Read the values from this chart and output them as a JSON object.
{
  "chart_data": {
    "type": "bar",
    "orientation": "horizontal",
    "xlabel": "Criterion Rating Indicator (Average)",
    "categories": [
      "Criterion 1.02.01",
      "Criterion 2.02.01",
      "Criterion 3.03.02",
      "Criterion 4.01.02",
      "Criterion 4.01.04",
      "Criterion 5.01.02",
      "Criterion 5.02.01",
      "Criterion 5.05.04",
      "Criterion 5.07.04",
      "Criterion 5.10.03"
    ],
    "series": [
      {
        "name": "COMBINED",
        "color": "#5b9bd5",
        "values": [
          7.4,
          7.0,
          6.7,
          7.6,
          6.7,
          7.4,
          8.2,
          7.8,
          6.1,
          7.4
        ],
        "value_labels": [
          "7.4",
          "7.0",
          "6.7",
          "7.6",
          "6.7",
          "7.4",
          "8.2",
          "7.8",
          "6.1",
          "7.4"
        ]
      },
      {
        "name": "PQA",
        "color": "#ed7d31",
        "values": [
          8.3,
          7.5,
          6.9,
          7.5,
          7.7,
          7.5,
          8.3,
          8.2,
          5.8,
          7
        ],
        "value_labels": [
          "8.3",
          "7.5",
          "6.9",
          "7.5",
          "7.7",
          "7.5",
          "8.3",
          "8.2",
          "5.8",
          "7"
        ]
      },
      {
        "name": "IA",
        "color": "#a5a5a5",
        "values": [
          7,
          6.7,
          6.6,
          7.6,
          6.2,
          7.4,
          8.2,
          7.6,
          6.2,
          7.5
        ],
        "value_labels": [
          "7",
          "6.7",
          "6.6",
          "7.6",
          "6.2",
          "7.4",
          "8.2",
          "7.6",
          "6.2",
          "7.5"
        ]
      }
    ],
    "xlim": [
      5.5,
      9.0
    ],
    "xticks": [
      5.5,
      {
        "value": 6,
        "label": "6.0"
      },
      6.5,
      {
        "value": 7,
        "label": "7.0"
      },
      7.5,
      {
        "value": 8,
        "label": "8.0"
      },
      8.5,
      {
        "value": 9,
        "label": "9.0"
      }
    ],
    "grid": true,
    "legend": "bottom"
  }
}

---*---

— Do this —
From the records given above, copy all lines containing "color".

— Full output —
        "color": "#5b9bd5",
        "color": "#ed7d31",
        "color": "#a5a5a5",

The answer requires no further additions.